§ **WHAT TO WORK ON**
Extract the whole listing as it stands. Do not include the pictures.
+===+
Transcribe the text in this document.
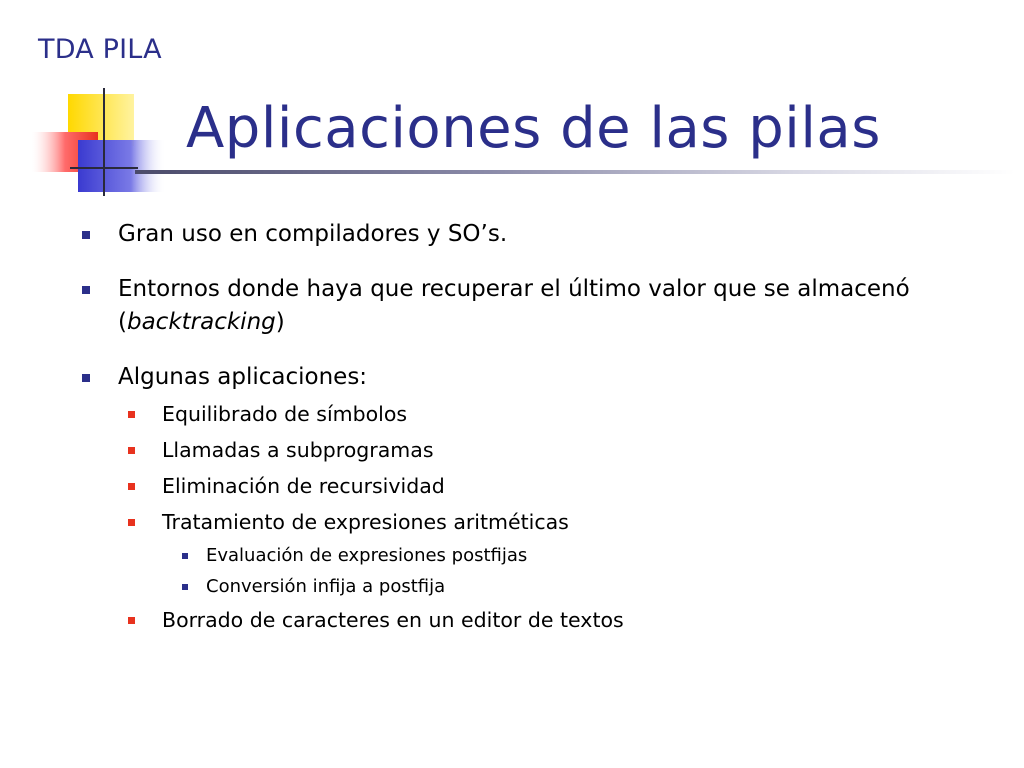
TDA PILA
Aplicaciones de las pilas
Gran uso en compiladores y SO’s.
Entornos donde haya que recuperar el último valor que se almacenó (backtracking)
Algunas aplicaciones:
Equilibrado de símbolos
Llamadas a subprogramas
Eliminación de recursividad
Tratamiento de expresiones aritméticas
Evaluación de expresiones postfijas
Conversión infija a postfija
Borrado de caracteres en un editor de textos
+===+
§ **CORRECT RESPONSE**
Transcribe the text in this document.
TDA PILA
Aplicaciones de las pilas
Gran uso en compiladores y SO’s.
Entornos donde haya que recuperar el último valor que se almacenó (backtracking)
Algunas aplicaciones:
Equilibrado de símbolos
Llamadas a subprogramas
Eliminación de recursividad
Tratamiento de expresiones aritméticas
Evaluación de expresiones postfijas
Conversión infija a postfija
Borrado de caracteres en un editor de textos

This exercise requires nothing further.